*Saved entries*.
+ + + + + + +

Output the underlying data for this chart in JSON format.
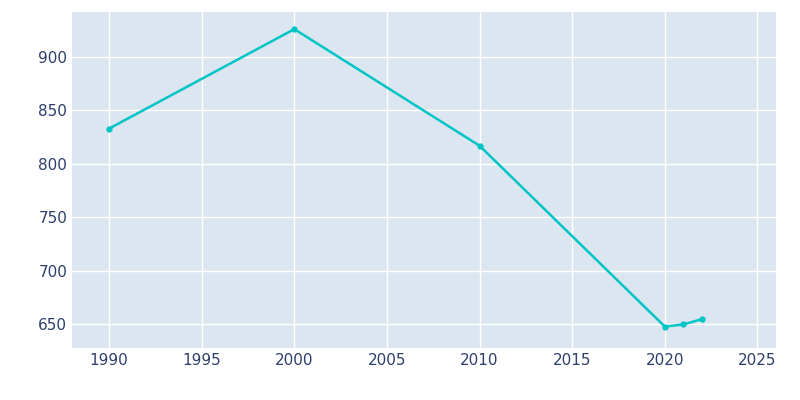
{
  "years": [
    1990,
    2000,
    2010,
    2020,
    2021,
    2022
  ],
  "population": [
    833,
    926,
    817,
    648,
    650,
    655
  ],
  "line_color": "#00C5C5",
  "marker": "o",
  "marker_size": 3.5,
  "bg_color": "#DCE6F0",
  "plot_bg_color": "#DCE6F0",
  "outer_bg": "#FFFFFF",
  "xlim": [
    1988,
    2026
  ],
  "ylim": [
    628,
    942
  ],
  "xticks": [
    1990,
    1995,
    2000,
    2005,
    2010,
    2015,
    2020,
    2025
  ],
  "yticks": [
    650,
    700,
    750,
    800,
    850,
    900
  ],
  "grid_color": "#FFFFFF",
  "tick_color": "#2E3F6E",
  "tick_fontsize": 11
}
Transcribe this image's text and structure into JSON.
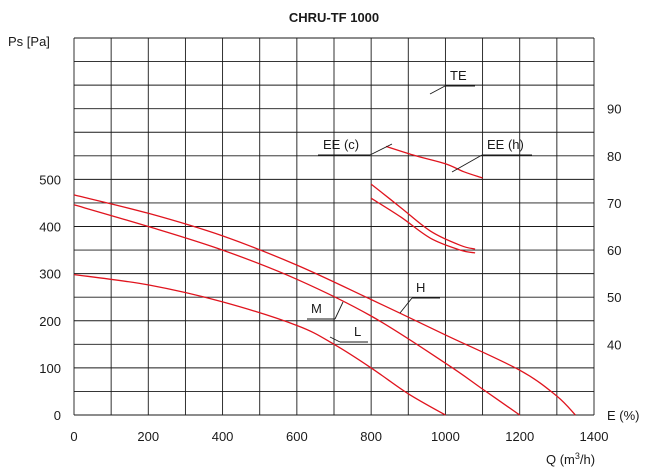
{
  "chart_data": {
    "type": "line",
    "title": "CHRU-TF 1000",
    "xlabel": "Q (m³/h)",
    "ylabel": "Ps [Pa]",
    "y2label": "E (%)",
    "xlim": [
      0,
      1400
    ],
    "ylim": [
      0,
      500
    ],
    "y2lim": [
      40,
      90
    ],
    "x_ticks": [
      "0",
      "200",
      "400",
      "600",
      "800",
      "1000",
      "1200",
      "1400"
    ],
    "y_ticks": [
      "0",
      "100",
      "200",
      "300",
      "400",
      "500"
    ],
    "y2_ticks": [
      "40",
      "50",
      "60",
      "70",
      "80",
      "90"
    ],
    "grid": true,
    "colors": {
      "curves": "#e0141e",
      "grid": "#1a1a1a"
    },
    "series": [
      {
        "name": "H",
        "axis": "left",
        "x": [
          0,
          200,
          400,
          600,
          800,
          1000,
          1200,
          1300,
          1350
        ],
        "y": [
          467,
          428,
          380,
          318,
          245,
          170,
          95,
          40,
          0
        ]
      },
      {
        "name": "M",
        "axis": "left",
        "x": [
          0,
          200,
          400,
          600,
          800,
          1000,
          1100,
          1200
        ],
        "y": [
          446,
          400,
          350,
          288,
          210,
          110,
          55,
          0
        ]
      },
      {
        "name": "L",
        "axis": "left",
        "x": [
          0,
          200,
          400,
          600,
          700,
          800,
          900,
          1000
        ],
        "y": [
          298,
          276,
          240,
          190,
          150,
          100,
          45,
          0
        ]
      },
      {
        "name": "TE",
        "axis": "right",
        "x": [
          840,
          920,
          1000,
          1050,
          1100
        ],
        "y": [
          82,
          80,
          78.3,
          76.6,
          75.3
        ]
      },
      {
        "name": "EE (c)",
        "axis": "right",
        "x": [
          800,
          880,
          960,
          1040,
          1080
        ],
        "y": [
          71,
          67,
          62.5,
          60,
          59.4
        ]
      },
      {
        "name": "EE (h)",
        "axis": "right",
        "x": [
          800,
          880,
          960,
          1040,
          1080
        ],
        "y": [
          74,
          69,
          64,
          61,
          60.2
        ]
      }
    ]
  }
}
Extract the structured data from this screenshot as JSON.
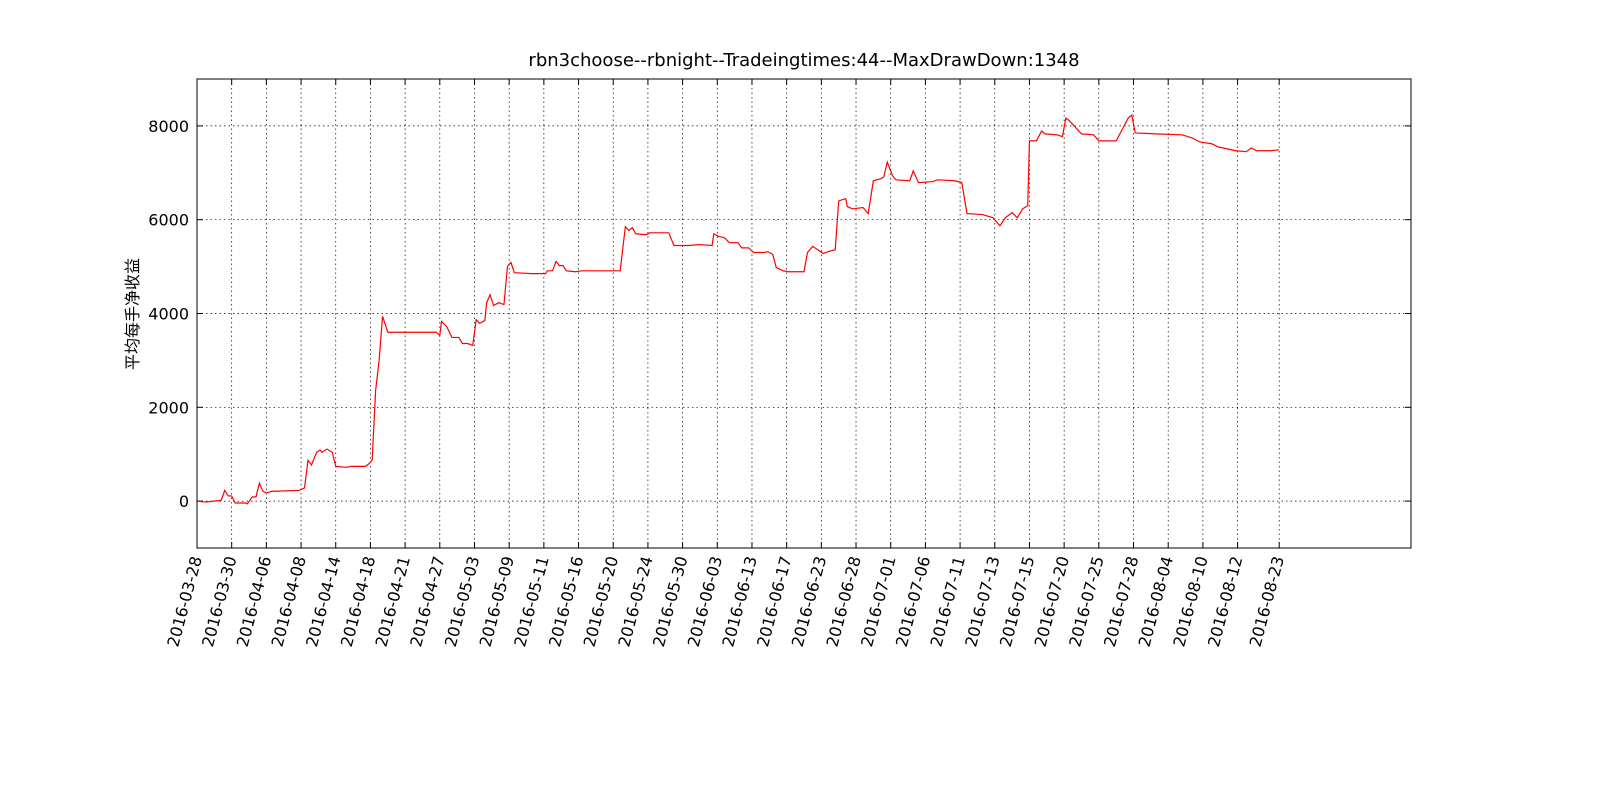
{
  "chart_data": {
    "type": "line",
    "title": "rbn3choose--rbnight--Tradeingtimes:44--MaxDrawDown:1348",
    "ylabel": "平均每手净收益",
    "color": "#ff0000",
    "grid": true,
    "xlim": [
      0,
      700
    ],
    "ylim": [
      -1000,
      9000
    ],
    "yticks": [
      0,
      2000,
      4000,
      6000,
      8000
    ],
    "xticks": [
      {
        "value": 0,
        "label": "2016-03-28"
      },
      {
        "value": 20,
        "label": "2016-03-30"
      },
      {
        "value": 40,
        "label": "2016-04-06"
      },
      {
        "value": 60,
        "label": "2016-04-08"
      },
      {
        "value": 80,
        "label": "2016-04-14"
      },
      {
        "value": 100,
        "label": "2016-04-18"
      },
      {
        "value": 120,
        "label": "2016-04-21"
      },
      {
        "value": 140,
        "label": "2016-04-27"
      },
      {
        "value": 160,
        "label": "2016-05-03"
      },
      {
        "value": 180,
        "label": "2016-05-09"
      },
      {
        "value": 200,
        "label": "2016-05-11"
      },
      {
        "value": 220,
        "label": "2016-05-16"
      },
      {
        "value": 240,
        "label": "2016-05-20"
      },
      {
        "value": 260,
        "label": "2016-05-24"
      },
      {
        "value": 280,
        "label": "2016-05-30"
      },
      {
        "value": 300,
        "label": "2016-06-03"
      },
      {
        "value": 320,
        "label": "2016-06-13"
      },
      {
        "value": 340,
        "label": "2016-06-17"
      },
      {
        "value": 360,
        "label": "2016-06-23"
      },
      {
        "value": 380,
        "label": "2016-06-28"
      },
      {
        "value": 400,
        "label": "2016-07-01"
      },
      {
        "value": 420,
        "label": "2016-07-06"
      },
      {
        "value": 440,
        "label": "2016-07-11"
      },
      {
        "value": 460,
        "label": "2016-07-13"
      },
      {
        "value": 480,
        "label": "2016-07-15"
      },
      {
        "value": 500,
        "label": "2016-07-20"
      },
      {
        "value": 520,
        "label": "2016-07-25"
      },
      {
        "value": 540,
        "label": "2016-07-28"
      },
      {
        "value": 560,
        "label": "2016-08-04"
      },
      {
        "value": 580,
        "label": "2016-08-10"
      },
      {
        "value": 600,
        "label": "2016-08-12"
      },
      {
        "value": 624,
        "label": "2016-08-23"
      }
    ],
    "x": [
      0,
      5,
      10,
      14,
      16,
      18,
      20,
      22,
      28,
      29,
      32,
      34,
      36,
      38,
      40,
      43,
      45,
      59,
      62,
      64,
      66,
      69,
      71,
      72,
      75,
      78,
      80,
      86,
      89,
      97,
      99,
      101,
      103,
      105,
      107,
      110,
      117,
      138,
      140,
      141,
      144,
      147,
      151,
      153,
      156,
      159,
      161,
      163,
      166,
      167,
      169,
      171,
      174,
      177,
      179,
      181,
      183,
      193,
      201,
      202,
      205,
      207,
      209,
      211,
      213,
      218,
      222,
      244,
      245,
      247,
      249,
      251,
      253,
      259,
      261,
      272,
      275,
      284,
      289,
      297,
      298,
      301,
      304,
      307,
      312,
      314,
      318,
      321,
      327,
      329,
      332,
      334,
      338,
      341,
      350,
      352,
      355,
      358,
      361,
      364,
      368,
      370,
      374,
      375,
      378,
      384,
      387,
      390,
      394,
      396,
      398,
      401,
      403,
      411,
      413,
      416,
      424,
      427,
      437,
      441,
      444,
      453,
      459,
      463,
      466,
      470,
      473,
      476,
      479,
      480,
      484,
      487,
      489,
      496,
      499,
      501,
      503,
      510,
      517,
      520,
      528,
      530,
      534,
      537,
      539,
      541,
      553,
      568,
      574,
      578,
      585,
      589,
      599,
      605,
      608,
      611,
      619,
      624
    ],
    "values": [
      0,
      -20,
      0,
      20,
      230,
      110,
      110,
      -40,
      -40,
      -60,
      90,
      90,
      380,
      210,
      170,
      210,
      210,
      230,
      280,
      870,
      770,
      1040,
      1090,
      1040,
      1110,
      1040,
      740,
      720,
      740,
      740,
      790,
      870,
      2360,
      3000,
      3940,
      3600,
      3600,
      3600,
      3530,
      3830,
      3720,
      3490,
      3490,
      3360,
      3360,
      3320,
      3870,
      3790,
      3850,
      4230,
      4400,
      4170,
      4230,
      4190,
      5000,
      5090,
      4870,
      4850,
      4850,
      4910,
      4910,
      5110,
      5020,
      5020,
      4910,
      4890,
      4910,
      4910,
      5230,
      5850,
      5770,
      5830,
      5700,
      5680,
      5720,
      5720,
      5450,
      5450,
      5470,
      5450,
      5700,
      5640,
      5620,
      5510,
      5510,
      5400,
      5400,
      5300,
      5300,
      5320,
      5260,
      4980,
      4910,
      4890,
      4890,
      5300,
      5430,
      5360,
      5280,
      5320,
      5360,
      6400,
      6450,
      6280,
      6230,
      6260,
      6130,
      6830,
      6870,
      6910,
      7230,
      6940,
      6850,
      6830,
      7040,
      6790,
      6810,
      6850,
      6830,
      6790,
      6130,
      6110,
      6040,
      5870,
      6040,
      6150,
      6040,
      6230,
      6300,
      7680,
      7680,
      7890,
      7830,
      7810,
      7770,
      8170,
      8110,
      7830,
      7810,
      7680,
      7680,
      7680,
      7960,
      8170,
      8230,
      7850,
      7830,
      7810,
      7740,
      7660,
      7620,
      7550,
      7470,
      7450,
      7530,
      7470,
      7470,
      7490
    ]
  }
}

+ + + + + + +

*REQUIRED TASK*. In the entries above, count each line holding "name" and report the total and nothing more.

*RESULT OF THIS EXERCISE*. 6